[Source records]

[BEGIN]

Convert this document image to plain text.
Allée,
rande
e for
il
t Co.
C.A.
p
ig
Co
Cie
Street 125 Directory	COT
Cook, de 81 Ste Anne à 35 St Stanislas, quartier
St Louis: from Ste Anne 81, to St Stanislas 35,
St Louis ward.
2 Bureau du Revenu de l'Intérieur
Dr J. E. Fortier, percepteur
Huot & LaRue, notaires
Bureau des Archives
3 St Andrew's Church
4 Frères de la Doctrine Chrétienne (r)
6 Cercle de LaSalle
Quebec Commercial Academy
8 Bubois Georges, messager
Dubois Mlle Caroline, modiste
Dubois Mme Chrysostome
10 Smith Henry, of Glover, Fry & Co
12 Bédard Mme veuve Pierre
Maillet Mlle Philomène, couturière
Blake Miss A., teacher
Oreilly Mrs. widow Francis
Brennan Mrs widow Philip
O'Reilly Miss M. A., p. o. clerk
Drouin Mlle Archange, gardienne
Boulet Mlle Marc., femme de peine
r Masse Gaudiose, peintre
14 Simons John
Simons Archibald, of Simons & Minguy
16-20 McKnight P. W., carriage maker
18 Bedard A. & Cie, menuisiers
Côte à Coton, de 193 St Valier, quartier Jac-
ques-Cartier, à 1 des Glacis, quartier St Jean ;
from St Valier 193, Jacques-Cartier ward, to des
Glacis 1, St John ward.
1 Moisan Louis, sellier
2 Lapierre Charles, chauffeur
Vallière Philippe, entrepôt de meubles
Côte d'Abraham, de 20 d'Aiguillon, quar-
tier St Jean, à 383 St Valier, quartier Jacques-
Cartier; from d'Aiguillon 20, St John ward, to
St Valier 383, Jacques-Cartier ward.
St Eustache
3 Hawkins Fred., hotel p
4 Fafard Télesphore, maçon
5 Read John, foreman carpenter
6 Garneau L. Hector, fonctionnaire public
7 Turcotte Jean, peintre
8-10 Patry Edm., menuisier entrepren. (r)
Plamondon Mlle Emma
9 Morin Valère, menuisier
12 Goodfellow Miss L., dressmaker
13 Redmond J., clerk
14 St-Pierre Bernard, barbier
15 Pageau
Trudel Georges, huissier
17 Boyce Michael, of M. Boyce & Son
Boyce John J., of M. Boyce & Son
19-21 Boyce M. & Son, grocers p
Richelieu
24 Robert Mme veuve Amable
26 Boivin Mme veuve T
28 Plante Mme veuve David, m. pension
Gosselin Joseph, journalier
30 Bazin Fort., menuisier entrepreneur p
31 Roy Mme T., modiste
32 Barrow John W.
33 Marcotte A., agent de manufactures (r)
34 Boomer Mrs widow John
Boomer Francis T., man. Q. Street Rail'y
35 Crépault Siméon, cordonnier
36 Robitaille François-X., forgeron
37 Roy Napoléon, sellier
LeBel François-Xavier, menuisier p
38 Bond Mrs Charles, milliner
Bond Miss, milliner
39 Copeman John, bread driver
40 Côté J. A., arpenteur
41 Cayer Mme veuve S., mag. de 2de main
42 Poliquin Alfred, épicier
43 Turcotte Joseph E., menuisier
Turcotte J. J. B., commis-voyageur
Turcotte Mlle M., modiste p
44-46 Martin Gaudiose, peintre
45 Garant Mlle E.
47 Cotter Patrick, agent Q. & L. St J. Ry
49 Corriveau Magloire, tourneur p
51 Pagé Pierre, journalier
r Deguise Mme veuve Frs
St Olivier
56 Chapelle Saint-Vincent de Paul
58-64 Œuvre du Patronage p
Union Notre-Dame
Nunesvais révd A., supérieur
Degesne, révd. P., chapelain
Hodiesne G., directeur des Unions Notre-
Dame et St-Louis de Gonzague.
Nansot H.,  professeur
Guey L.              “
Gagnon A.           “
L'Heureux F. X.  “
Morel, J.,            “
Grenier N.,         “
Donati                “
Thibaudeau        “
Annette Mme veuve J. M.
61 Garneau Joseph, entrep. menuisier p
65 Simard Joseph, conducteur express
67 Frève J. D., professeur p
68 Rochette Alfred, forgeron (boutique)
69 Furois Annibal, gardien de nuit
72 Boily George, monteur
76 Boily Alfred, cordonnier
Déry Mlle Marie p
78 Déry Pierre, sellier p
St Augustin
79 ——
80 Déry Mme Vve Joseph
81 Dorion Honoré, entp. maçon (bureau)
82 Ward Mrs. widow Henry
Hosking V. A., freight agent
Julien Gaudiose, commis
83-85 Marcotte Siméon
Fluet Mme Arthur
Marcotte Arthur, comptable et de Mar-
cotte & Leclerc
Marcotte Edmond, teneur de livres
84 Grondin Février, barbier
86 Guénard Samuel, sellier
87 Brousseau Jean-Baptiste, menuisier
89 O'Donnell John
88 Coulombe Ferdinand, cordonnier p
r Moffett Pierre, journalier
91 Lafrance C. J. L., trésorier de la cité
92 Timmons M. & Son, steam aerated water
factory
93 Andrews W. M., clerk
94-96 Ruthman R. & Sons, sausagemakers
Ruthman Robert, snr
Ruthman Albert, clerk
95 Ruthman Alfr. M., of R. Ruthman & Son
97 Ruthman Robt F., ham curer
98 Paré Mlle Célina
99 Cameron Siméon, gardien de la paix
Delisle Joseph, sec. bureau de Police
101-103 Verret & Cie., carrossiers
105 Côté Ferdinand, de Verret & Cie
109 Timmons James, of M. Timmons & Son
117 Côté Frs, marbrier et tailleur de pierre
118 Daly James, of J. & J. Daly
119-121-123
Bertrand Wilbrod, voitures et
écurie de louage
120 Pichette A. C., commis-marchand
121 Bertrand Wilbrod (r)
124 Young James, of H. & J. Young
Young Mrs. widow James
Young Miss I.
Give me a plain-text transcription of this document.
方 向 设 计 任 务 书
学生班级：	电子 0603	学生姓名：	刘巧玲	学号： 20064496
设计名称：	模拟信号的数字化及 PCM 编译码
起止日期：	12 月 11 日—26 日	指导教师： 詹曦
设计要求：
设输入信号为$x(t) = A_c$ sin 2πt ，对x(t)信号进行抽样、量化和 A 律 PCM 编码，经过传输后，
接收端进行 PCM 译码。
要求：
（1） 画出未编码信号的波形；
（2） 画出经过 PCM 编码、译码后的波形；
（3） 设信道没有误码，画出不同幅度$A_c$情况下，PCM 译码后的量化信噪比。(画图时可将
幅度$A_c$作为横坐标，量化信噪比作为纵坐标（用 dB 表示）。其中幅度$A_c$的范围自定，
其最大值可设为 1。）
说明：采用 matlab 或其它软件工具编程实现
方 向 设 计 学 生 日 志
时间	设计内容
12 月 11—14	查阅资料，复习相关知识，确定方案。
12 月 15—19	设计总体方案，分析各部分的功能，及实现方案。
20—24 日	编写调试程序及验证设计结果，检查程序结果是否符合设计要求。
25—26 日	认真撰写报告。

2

[END]

Problem requirements »
Repeat every record, keeping each word and mark exactly as it is.

Finished task »
Convert this document image to plain text.
Allée,
rande
e for
il
t Co.
C.A.
p
ig
Co
Cie
Street 125 Directory	COT
Cook, de 81 Ste Anne à 35 St Stanislas, quartier
St Louis: from Ste Anne 81, to St Stanislas 35,
St Louis ward.
2 Bureau du Revenu de l'Intérieur
Dr J. E. Fortier, percepteur
Huot & LaRue, notaires
Bureau des Archives
3 St Andrew's Church
4 Frères de la Doctrine Chrétienne (r)
6 Cercle de LaSalle
Quebec Commercial Academy
8 Bubois Georges, messager
Dubois Mlle Caroline, modiste
Dubois Mme Chrysostome
10 Smith Henry, of Glover, Fry & Co
12 Bédard Mme veuve Pierre
Maillet Mlle Philomène, couturière
Blake Miss A., teacher
Oreilly Mrs. widow Francis
Brennan Mrs widow Philip
O'Reilly Miss M. A., p. o. clerk
Drouin Mlle Archange, gardienne
Boulet Mlle Marc., femme de peine
r Masse Gaudiose, peintre
14 Simons John
Simons Archibald, of Simons & Minguy
16-20 McKnight P. W., carriage maker
18 Bedard A. & Cie, menuisiers
Côte à Coton, de 193 St Valier, quartier Jac-
ques-Cartier, à 1 des Glacis, quartier St Jean ;
from St Valier 193, Jacques-Cartier ward, to des
Glacis 1, St John ward.
1 Moisan Louis, sellier
2 Lapierre Charles, chauffeur
Vallière Philippe, entrepôt de meubles
Côte d'Abraham, de 20 d'Aiguillon, quar-
tier St Jean, à 383 St Valier, quartier Jacques-
Cartier; from d'Aiguillon 20, St John ward, to
St Valier 383, Jacques-Cartier ward.
St Eustache
3 Hawkins Fred., hotel p
4 Fafard Télesphore, maçon
5 Read John, foreman carpenter
6 Garneau L. Hector, fonctionnaire public
7 Turcotte Jean, peintre
8-10 Patry Edm., menuisier entrepren. (r)
Plamondon Mlle Emma
9 Morin Valère, menuisier
12 Goodfellow Miss L., dressmaker
13 Redmond J., clerk
14 St-Pierre Bernard, barbier
15 Pageau
Trudel Georges, huissier
17 Boyce Michael, of M. Boyce & Son
Boyce John J., of M. Boyce & Son
19-21 Boyce M. & Son, grocers p
Richelieu
24 Robert Mme veuve Amable
26 Boivin Mme veuve T
28 Plante Mme veuve David, m. pension
Gosselin Joseph, journalier
30 Bazin Fort., menuisier entrepreneur p
31 Roy Mme T., modiste
32 Barrow John W.
33 Marcotte A., agent de manufactures (r)
34 Boomer Mrs widow John
Boomer Francis T., man. Q. Street Rail'y
35 Crépault Siméon, cordonnier
36 Robitaille François-X., forgeron
37 Roy Napoléon, sellier
LeBel François-Xavier, menuisier p
38 Bond Mrs Charles, milliner
Bond Miss, milliner
39 Copeman John, bread driver
40 Côté J. A., arpenteur
41 Cayer Mme veuve S., mag. de 2de main
42 Poliquin Alfred, épicier
43 Turcotte Joseph E., menuisier
Turcotte J. J. B., commis-voyageur
Turcotte Mlle M., modiste p
44-46 Martin Gaudiose, peintre
45 Garant Mlle E.
47 Cotter Patrick, agent Q. & L. St J. Ry
49 Corriveau Magloire, tourneur p
51 Pagé Pierre, journalier
r Deguise Mme veuve Frs
St Olivier
56 Chapelle Saint-Vincent de Paul
58-64 Œuvre du Patronage p
Union Notre-Dame
Nunesvais révd A., supérieur
Degesne, révd. P., chapelain
Hodiesne G., directeur des Unions Notre-
Dame et St-Louis de Gonzague.
Nansot H.,  professeur
Guey L.              “
Gagnon A.           “
L'Heureux F. X.  “
Morel, J.,            “
Grenier N.,         “
Donati                “
Thibaudeau        “
Annette Mme veuve J. M.
61 Garneau Joseph, entrep. menuisier p
65 Simard Joseph, conducteur express
67 Frève J. D., professeur p
68 Rochette Alfred, forgeron (boutique)
69 Furois Annibal, gardien de nuit
72 Boily George, monteur
76 Boily Alfred, cordonnier
Déry Mlle Marie p
78 Déry Pierre, sellier p
St Augustin
79 ——
80 Déry Mme Vve Joseph
81 Dorion Honoré, entp. maçon (bureau)
82 Ward Mrs. widow Henry
Hosking V. A., freight agent
Julien Gaudiose, commis
83-85 Marcotte Siméon
Fluet Mme Arthur
Marcotte Arthur, comptable et de Mar-
cotte & Leclerc
Marcotte Edmond, teneur de livres
84 Grondin Février, barbier
86 Guénard Samuel, sellier
87 Brousseau Jean-Baptiste, menuisier
89 O'Donnell John
88 Coulombe Ferdinand, cordonnier p
r Moffett Pierre, journalier
91 Lafrance C. J. L., trésorier de la cité
92 Timmons M. & Son, steam aerated water
factory
93 Andrews W. M., clerk
94-96 Ruthman R. & Sons, sausagemakers
Ruthman Robert, snr
Ruthman Albert, clerk
95 Ruthman Alfr. M., of R. Ruthman & Son
97 Ruthman Robt F., ham curer
98 Paré Mlle Célina
99 Cameron Siméon, gardien de la paix
Delisle Joseph, sec. bureau de Police
101-103 Verret & Cie., carrossiers
105 Côté Ferdinand, de Verret & Cie
109 Timmons James, of M. Timmons & Son
117 Côté Frs, marbrier et tailleur de pierre
118 Daly James, of J. & J. Daly
119-121-123
Bertrand Wilbrod, voitures et
écurie de louage
120 Pichette A. C., commis-marchand
121 Bertrand Wilbrod (r)
124 Young James, of H. & J. Young
Young Mrs. widow James
Young Miss I.
Give me a plain-text transcription of this document.
方 向 设 计 任 务 书
学生班级：	电子 0603	学生姓名：	刘巧玲	学号： 20064496
设计名称：	模拟信号的数字化及 PCM 编译码
起止日期：	12 月 11 日—26 日	指导教师： 詹曦
设计要求：
设输入信号为$x(t) = A_c$ sin 2πt ，对x(t)信号进行抽样、量化和 A 律 PCM 编码，经过传输后，
接收端进行 PCM 译码。
要求：
（1） 画出未编码信号的波形；
（2） 画出经过 PCM 编码、译码后的波形；
（3） 设信道没有误码，画出不同幅度$A_c$情况下，PCM 译码后的量化信噪比。(画图时可将
幅度$A_c$作为横坐标，量化信噪比作为纵坐标（用 dB 表示）。其中幅度$A_c$的范围自定，
其最大值可设为 1。）
说明：采用 matlab 或其它软件工具编程实现
方 向 设 计 学 生 日 志
时间	设计内容
12 月 11—14	查阅资料，复习相关知识，确定方案。
12 月 15—19	设计总体方案，分析各部分的功能，及实现方案。
20—24 日	编写调试程序及验证设计结果，检查程序结果是否符合设计要求。
25—26 日	认真撰写报告。

2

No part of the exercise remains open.